** BEGIN ENTRIES PROVIDED **

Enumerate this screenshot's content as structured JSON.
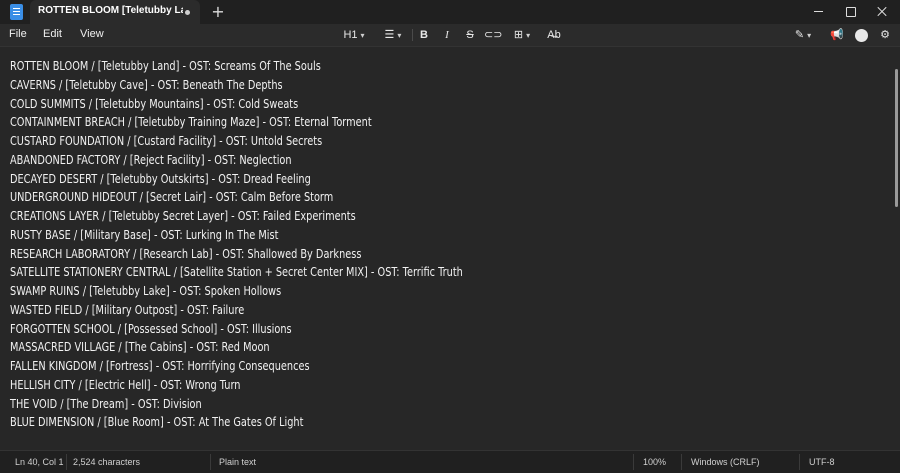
{
  "window": {
    "tab_title": "ROTTEN BLOOM  [Teletubby Land]·",
    "new_tab": "+"
  },
  "menu": {
    "file": "File",
    "edit": "Edit",
    "view": "View"
  },
  "toolbar": {
    "heading": "H1",
    "list_icon": "list-icon",
    "bold": "B",
    "italic": "I",
    "strike": "S",
    "link_icon": "link-icon",
    "table_icon": "table-icon",
    "spell_icon": "spellcheck-icon",
    "copilot_icon": "copilot-icon",
    "notify_icon": "megaphone-icon",
    "account_icon": "account-icon",
    "settings_icon": "gear-icon"
  },
  "content": {
    "lines": [
      "ROTTEN BLOOM / [Teletubby Land] - OST: Screams Of The Souls",
      "CAVERNS / [Teletubby Cave] - OST: Beneath The Depths",
      "COLD SUMMITS / [Teletubby Mountains] - OST: Cold Sweats",
      "CONTAINMENT BREACH / [Teletubby Training Maze] - OST: Eternal Torment",
      "CUSTARD FOUNDATION / [Custard Facility] - OST: Untold Secrets",
      "ABANDONED FACTORY / [Reject Facility] - OST: Neglection",
      "DECAYED DESERT / [Teletubby Outskirts] - OST: Dread Feeling",
      "UNDERGROUND HIDEOUT / [Secret Lair] - OST: Calm Before Storm",
      "CREATIONS LAYER / [Teletubby Secret Layer] - OST: Failed Experiments",
      "RUSTY BASE / [Military Base] - OST: Lurking In The Mist",
      "RESEARCH LABORATORY / [Research Lab] - OST: Shallowed By Darkness",
      "SATELLITE STATIONERY CENTRAL / [Satellite Station + Secret Center MIX] - OST: Terrific Truth",
      "SWAMP RUINS / [Teletubby Lake] - OST: Spoken Hollows",
      "WASTED FIELD / [Military Outpost] - OST: Failure",
      "FORGOTTEN SCHOOL / [Possessed School] - OST: Illusions",
      "MASSACRED VILLAGE / [The Cabins] - OST: Red Moon",
      "FALLEN KINGDOM / [Fortress] - OST: Horrifying Consequences",
      "HELLISH CITY / [Electric Hell] - OST: Wrong Turn",
      "THE VOID / [The Dream] - OST: Division",
      "BLUE DIMENSION / [Blue Room] - OST: At The Gates Of Light"
    ]
  },
  "status": {
    "position": "Ln 40, Col 1",
    "chars": "2,524 characters",
    "mode": "Plain text",
    "zoom": "100%",
    "line_ending": "Windows (CRLF)",
    "encoding": "UTF-8"
  }
}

** END ENTRIES PROVIDED **

PROBLEM TO SOLVE: With the pictures left out, transcribe the material exactly.

OUTPUT OF THE EXERCISE:
Enumerate this screenshot's content as structured JSON.
{
  "window": {
    "tab_title": "ROTTEN BLOOM  [Teletubby Land]·",
    "new_tab": "+"
  },
  "menu": {
    "file": "File",
    "edit": "Edit",
    "view": "View"
  },
  "toolbar": {
    "heading": "H1",
    "list_icon": "list-icon",
    "bold": "B",
    "italic": "I",
    "strike": "S",
    "link_icon": "link-icon",
    "table_icon": "table-icon",
    "spell_icon": "spellcheck-icon",
    "copilot_icon": "copilot-icon",
    "notify_icon": "megaphone-icon",
    "account_icon": "account-icon",
    "settings_icon": "gear-icon"
  },
  "content": {
    "lines": [
      "ROTTEN BLOOM / [Teletubby Land] - OST: Screams Of The Souls",
      "CAVERNS / [Teletubby Cave] - OST: Beneath The Depths",
      "COLD SUMMITS / [Teletubby Mountains] - OST: Cold Sweats",
      "CONTAINMENT BREACH / [Teletubby Training Maze] - OST: Eternal Torment",
      "CUSTARD FOUNDATION / [Custard Facility] - OST: Untold Secrets",
      "ABANDONED FACTORY / [Reject Facility] - OST: Neglection",
      "DECAYED DESERT / [Teletubby Outskirts] - OST: Dread Feeling",
      "UNDERGROUND HIDEOUT / [Secret Lair] - OST: Calm Before Storm",
      "CREATIONS LAYER / [Teletubby Secret Layer] - OST: Failed Experiments",
      "RUSTY BASE / [Military Base] - OST: Lurking In The Mist",
      "RESEARCH LABORATORY / [Research Lab] - OST: Shallowed By Darkness",
      "SATELLITE STATIONERY CENTRAL / [Satellite Station + Secret Center MIX] - OST: Terrific Truth",
      "SWAMP RUINS / [Teletubby Lake] - OST: Spoken Hollows",
      "WASTED FIELD / [Military Outpost] - OST: Failure",
      "FORGOTTEN SCHOOL / [Possessed School] - OST: Illusions",
      "MASSACRED VILLAGE / [The Cabins] - OST: Red Moon",
      "FALLEN KINGDOM / [Fortress] - OST: Horrifying Consequences",
      "HELLISH CITY / [Electric Hell] - OST: Wrong Turn",
      "THE VOID / [The Dream] - OST: Division",
      "BLUE DIMENSION / [Blue Room] - OST: At The Gates Of Light"
    ]
  },
  "status": {
    "position": "Ln 40, Col 1",
    "chars": "2,524 characters",
    "mode": "Plain text",
    "zoom": "100%",
    "line_ending": "Windows (CRLF)",
    "encoding": "UTF-8"
  }
}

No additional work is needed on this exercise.